What this task involves: Select from the records below every line that has the word "внутридомовых" in it.

Record excerpts:
* * *

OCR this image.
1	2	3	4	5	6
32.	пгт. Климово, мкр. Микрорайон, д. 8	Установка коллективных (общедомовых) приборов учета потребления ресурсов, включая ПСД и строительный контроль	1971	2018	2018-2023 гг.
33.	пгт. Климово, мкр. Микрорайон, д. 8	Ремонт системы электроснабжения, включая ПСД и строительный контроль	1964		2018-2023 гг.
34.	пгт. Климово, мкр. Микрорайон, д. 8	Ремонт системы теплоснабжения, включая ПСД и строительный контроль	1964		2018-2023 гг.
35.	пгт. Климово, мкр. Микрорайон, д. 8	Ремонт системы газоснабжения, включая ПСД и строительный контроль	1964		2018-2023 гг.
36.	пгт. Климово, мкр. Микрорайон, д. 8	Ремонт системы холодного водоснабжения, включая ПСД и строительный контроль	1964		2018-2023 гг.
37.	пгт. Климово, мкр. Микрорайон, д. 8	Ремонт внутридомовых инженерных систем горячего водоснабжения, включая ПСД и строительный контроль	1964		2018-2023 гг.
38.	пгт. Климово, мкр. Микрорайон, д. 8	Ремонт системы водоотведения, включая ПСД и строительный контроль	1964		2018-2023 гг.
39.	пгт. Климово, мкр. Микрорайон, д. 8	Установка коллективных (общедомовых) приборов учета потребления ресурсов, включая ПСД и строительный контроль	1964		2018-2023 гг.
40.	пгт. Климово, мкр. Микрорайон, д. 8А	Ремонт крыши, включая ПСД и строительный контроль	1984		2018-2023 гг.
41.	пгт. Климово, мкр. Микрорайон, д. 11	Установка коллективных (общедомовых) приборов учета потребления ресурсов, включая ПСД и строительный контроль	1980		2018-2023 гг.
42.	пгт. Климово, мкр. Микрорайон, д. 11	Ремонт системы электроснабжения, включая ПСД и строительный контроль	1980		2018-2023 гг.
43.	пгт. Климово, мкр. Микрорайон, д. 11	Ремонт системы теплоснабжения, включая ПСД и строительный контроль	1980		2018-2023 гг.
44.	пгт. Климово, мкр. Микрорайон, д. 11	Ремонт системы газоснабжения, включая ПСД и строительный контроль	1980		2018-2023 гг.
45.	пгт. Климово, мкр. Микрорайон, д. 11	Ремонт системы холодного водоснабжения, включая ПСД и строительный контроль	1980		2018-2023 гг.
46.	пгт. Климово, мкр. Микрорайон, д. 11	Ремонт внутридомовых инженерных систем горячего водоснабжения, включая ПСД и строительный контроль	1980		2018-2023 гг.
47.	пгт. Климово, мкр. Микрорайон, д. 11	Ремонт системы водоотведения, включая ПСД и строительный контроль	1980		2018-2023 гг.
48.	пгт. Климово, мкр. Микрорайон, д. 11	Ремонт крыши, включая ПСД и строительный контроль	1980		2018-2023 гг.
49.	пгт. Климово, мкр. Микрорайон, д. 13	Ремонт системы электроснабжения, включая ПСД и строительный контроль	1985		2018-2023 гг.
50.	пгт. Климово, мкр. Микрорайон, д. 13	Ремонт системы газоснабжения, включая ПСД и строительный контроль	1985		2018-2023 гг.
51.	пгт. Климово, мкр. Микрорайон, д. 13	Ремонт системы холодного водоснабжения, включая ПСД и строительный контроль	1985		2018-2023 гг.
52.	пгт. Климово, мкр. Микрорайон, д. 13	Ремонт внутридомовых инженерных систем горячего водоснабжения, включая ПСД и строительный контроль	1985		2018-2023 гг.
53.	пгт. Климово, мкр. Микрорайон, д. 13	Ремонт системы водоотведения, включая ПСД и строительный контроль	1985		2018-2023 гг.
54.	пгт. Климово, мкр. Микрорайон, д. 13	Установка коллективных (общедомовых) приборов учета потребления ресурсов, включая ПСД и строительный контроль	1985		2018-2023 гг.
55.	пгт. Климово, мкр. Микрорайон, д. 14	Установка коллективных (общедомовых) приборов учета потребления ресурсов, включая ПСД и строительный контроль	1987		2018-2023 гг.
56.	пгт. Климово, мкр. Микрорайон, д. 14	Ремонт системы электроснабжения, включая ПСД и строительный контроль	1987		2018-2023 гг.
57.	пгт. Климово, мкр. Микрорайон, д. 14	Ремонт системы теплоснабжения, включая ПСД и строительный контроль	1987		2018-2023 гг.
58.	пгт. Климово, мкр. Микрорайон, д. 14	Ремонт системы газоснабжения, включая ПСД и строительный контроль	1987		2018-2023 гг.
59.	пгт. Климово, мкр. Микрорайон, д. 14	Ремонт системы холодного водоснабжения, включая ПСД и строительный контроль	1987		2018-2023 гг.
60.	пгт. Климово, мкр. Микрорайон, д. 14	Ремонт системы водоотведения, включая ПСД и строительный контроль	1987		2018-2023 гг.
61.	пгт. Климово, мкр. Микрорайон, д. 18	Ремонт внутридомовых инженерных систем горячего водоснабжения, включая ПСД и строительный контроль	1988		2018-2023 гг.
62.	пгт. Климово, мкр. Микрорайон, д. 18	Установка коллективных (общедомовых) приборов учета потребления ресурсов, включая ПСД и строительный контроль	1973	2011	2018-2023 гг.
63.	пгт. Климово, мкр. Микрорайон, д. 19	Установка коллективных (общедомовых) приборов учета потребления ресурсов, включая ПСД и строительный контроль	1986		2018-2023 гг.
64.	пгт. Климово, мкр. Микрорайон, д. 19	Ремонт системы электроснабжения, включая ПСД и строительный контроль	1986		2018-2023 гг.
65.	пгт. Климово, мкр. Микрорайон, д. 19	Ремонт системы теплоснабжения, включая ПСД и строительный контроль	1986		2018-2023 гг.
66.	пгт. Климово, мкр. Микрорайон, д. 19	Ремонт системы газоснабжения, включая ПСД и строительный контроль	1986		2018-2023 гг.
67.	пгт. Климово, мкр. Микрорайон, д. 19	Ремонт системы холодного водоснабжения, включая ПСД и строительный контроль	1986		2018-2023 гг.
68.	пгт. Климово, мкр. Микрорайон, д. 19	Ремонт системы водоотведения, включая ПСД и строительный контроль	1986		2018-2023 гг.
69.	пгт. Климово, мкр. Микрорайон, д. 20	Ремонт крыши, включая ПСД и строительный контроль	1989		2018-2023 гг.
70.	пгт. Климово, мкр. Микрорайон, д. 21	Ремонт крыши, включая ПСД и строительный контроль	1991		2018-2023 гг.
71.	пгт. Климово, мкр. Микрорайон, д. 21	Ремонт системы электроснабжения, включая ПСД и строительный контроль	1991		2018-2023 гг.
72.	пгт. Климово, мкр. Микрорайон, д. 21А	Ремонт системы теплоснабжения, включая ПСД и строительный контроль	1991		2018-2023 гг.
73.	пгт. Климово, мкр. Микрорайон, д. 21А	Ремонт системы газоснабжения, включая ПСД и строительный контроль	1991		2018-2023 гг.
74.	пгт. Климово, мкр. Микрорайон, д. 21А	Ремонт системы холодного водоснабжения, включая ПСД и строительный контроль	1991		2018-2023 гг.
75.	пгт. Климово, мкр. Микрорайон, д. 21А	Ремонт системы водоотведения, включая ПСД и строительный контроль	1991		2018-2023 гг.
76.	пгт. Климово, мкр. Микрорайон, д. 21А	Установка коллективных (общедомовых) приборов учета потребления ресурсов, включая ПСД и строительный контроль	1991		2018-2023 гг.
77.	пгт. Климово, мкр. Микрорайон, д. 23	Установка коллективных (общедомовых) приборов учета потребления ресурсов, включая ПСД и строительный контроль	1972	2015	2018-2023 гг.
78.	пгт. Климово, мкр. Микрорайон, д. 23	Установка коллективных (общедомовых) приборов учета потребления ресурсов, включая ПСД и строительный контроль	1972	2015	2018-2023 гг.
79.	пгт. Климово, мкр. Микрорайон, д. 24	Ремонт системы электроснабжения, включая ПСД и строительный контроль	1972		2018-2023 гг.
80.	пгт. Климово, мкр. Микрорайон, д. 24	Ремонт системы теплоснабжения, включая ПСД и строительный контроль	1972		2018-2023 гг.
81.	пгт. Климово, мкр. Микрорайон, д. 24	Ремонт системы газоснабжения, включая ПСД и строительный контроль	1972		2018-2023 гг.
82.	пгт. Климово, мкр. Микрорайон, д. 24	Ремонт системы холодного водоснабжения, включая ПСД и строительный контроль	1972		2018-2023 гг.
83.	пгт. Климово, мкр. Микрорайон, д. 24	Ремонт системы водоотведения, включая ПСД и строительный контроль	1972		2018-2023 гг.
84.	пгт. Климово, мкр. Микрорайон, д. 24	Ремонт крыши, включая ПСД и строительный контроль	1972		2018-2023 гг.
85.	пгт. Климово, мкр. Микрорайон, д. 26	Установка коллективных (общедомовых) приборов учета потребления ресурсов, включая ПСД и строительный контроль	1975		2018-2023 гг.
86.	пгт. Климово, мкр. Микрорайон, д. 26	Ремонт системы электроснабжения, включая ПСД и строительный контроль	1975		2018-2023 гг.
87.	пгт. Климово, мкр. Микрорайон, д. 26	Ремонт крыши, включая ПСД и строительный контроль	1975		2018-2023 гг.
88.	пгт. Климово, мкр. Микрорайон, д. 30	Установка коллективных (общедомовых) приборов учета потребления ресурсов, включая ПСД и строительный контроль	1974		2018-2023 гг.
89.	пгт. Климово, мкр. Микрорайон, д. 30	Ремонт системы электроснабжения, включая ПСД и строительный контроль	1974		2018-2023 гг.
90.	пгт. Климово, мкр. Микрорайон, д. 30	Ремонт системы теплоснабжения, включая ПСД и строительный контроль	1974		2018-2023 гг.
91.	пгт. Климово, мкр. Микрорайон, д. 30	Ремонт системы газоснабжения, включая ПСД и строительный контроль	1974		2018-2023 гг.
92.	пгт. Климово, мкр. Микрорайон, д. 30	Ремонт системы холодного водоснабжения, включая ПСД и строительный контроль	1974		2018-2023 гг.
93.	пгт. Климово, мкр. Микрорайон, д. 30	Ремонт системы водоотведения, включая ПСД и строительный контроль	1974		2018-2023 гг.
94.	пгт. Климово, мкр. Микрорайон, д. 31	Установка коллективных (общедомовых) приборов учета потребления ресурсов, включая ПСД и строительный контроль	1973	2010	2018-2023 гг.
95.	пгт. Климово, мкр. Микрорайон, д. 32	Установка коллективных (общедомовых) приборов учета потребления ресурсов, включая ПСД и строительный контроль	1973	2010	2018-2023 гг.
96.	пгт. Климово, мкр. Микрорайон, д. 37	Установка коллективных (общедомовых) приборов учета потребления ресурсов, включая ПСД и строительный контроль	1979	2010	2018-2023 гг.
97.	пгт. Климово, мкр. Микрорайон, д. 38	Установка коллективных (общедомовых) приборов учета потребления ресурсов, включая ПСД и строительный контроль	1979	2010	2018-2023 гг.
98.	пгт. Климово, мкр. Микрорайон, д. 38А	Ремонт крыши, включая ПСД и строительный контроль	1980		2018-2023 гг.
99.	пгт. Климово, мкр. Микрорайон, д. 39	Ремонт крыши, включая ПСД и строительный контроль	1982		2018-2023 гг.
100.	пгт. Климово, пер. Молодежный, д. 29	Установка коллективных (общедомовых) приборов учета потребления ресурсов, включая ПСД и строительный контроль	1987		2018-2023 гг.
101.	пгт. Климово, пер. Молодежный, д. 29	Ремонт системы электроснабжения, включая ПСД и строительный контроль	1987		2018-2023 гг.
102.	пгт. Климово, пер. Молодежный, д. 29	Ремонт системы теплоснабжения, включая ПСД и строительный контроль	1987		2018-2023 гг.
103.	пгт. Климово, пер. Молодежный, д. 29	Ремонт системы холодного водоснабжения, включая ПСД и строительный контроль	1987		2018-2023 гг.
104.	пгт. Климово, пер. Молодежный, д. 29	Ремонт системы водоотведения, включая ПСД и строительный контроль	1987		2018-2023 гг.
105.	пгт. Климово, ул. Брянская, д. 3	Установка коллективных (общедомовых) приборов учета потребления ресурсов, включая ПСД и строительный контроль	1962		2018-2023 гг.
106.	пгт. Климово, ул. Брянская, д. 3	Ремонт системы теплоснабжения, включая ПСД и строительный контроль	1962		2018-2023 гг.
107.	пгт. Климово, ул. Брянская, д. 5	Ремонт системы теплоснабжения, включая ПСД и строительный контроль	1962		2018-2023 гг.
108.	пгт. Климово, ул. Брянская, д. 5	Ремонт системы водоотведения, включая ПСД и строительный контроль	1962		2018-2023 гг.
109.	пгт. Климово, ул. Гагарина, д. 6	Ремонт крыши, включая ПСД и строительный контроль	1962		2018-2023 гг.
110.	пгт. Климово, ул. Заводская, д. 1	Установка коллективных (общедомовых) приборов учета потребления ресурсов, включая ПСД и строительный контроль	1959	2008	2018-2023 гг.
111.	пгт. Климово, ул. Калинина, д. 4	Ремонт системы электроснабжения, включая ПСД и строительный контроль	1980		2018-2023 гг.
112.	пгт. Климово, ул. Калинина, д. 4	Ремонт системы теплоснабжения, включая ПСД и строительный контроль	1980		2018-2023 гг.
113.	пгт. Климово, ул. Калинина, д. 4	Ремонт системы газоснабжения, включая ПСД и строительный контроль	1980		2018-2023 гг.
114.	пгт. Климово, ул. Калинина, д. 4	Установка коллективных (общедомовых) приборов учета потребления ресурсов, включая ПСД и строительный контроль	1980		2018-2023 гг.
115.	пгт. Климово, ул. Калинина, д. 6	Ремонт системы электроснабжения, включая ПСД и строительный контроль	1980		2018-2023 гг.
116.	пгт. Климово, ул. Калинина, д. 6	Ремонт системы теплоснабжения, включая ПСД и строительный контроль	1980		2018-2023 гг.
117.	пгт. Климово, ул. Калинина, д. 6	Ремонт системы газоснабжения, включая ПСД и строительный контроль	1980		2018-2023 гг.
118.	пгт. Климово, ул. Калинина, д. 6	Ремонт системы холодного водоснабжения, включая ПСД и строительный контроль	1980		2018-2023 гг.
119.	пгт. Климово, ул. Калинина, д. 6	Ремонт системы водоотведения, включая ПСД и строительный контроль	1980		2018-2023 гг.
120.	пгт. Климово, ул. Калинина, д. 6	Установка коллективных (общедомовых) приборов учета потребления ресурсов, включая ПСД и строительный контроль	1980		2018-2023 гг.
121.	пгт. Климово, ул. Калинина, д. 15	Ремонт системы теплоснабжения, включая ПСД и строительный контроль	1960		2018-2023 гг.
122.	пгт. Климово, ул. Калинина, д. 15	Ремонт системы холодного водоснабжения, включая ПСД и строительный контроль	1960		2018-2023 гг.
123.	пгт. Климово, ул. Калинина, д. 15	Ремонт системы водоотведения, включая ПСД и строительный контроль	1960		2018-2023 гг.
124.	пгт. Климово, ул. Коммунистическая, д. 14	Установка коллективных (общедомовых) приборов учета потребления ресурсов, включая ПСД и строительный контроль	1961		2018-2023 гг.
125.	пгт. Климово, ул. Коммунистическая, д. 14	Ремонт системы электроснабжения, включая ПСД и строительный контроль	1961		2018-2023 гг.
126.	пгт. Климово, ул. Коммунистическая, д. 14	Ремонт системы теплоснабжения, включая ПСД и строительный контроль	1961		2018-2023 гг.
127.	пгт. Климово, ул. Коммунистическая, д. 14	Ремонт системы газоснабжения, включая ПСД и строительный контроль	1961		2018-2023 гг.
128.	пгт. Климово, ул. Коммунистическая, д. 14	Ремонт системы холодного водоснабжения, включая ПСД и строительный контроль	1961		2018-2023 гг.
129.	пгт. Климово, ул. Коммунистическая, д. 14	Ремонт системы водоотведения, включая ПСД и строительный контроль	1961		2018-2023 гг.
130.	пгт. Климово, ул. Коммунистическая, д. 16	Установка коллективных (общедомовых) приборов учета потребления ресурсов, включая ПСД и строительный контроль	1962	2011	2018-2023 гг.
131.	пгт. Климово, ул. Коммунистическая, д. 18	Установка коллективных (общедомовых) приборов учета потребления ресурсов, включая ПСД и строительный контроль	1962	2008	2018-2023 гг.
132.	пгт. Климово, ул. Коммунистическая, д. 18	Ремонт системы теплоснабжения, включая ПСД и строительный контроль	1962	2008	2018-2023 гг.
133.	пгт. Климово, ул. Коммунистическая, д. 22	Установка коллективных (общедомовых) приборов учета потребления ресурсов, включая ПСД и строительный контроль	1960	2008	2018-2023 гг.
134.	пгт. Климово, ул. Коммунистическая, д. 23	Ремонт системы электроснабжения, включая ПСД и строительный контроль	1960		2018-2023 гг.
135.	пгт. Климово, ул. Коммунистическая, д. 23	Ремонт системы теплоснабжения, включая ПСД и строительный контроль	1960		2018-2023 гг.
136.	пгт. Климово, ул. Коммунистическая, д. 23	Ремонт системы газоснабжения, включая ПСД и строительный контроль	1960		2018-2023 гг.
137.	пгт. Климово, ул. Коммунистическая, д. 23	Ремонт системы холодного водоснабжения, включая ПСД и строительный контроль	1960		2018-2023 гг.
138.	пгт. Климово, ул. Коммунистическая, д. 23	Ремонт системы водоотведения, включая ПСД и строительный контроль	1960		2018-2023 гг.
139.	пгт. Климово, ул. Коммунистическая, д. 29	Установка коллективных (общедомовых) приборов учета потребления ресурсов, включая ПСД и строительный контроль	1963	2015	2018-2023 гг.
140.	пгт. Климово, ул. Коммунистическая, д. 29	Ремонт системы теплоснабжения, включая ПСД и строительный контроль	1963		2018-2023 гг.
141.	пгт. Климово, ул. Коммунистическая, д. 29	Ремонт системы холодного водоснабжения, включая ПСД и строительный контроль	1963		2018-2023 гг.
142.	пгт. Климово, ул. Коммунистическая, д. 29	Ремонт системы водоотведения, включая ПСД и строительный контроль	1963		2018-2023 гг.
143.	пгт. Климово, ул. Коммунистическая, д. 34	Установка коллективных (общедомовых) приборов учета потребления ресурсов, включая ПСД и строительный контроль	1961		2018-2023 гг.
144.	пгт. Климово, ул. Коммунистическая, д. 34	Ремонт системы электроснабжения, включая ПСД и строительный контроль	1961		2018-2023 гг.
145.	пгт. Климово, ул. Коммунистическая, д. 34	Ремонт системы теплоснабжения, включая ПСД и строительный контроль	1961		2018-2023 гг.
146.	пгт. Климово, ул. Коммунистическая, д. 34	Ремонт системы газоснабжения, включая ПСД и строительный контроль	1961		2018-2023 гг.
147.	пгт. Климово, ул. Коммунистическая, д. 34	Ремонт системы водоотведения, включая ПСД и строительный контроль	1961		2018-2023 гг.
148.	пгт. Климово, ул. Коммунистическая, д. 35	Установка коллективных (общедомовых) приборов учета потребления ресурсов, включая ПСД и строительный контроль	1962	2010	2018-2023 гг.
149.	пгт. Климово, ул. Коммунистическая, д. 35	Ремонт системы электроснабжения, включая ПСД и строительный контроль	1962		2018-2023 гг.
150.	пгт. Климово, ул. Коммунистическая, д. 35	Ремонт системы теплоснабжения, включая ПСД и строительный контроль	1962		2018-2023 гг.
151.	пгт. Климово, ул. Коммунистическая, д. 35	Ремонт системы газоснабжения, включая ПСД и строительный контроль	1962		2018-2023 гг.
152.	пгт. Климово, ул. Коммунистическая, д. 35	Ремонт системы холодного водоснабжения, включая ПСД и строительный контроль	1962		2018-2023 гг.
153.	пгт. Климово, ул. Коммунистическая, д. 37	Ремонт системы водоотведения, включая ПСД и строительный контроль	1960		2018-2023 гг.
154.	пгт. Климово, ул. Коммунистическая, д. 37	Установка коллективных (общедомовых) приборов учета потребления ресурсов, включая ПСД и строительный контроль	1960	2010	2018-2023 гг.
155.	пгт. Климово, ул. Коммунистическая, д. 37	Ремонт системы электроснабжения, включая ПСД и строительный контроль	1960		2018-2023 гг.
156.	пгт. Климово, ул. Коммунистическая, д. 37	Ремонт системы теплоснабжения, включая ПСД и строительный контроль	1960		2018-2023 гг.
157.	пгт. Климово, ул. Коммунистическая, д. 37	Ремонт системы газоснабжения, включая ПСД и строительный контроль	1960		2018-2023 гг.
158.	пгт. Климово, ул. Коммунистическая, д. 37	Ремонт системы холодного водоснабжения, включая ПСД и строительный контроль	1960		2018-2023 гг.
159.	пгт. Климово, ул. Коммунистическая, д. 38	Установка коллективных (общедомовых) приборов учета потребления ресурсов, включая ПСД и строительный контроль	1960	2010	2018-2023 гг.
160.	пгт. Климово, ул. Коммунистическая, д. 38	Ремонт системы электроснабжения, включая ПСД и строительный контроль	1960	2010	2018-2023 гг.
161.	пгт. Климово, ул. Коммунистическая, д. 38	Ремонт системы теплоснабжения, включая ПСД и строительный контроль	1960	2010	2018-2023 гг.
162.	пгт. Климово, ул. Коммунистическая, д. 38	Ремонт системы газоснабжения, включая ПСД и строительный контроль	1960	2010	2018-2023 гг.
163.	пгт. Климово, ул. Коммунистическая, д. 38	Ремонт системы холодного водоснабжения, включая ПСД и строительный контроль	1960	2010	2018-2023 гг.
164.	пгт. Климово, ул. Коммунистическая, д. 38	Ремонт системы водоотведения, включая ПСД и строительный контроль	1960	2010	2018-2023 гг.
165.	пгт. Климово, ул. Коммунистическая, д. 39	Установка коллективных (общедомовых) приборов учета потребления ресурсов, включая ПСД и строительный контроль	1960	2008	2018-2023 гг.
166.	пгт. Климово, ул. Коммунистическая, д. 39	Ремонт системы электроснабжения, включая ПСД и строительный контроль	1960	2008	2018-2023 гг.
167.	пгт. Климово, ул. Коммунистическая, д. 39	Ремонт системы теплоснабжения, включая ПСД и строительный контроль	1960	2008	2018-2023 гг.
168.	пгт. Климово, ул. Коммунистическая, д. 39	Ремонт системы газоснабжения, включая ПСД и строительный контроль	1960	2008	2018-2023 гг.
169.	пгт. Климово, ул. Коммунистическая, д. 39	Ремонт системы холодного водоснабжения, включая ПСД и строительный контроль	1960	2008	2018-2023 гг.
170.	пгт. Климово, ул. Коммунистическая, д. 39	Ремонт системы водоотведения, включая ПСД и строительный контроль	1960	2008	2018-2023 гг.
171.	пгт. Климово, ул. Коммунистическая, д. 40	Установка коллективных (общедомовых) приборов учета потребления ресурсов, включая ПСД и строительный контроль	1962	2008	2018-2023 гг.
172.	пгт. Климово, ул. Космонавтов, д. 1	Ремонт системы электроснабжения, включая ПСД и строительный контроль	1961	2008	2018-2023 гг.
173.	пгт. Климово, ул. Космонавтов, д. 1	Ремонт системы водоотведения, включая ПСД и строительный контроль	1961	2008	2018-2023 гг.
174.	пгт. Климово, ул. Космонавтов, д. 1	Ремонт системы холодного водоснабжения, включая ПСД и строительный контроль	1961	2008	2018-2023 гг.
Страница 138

* * *

Output for this exercise:
37.	пгт. Климово, мкр. Микрорайон, д. 8	Ремонт внутридомовых инженерных систем горячего водоснабжения, включая ПСД и строительный контроль	1964		2018-2023 гг.
46.	пгт. Климово, мкр. Микрорайон, д. 11	Ремонт внутридомовых инженерных систем горячего водоснабжения, включая ПСД и строительный контроль	1980		2018-2023 гг.
52.	пгт. Климово, мкр. Микрорайон, д. 13	Ремонт внутридомовых инженерных систем горячего водоснабжения, включая ПСД и строительный контроль	1985		2018-2023 гг.
61.	пгт. Климово, мкр. Микрорайон, д. 18	Ремонт внутридомовых инженерных систем горячего водоснабжения, включая ПСД и строительный контроль	1988		2018-2023 гг.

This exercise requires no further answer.